▶ _SHORT TASK_: Repeat every line of the material, character for character.

● ● ●

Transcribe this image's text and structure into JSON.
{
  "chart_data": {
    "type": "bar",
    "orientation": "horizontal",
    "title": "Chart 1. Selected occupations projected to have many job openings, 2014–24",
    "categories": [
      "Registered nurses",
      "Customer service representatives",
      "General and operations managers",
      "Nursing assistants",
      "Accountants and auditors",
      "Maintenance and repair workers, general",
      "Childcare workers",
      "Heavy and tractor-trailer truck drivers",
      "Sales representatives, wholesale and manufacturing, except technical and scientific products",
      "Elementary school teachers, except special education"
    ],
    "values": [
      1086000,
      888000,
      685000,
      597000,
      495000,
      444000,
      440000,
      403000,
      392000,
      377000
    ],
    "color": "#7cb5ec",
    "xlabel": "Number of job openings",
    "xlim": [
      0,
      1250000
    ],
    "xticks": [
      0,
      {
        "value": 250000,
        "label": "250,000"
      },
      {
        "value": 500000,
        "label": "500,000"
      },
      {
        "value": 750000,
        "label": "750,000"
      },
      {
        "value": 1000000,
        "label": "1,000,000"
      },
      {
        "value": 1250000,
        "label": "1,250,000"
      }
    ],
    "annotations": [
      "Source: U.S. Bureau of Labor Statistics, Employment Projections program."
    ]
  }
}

● ● ●

▶ _TASK OUTPUT_:
Transcribe this image's text and structure into JSON.
{
  "chart_data": {
    "type": "bar",
    "orientation": "horizontal",
    "title": "Chart 1. Selected occupations projected to have many job openings, 2014–24",
    "categories": [
      "Registered nurses",
      "Customer service representatives",
      "General and operations managers",
      "Nursing assistants",
      "Accountants and auditors",
      "Maintenance and repair workers, general",
      "Childcare workers",
      "Heavy and tractor-trailer truck drivers",
      "Sales representatives, wholesale and manufacturing, except technical and scientific products",
      "Elementary school teachers, except special education"
    ],
    "values": [
      1086000,
      888000,
      685000,
      597000,
      495000,
      444000,
      440000,
      403000,
      392000,
      377000
    ],
    "color": "#7cb5ec",
    "xlabel": "Number of job openings",
    "xlim": [
      0,
      1250000
    ],
    "xticks": [
      0,
      {
        "value": 250000,
        "label": "250,000"
      },
      {
        "value": 500000,
        "label": "500,000"
      },
      {
        "value": 750000,
        "label": "750,000"
      },
      {
        "value": 1000000,
        "label": "1,000,000"
      },
      {
        "value": 1250000,
        "label": "1,250,000"
      }
    ],
    "annotations": [
      "Source: U.S. Bureau of Labor Statistics, Employment Projections program."
    ]
  }
}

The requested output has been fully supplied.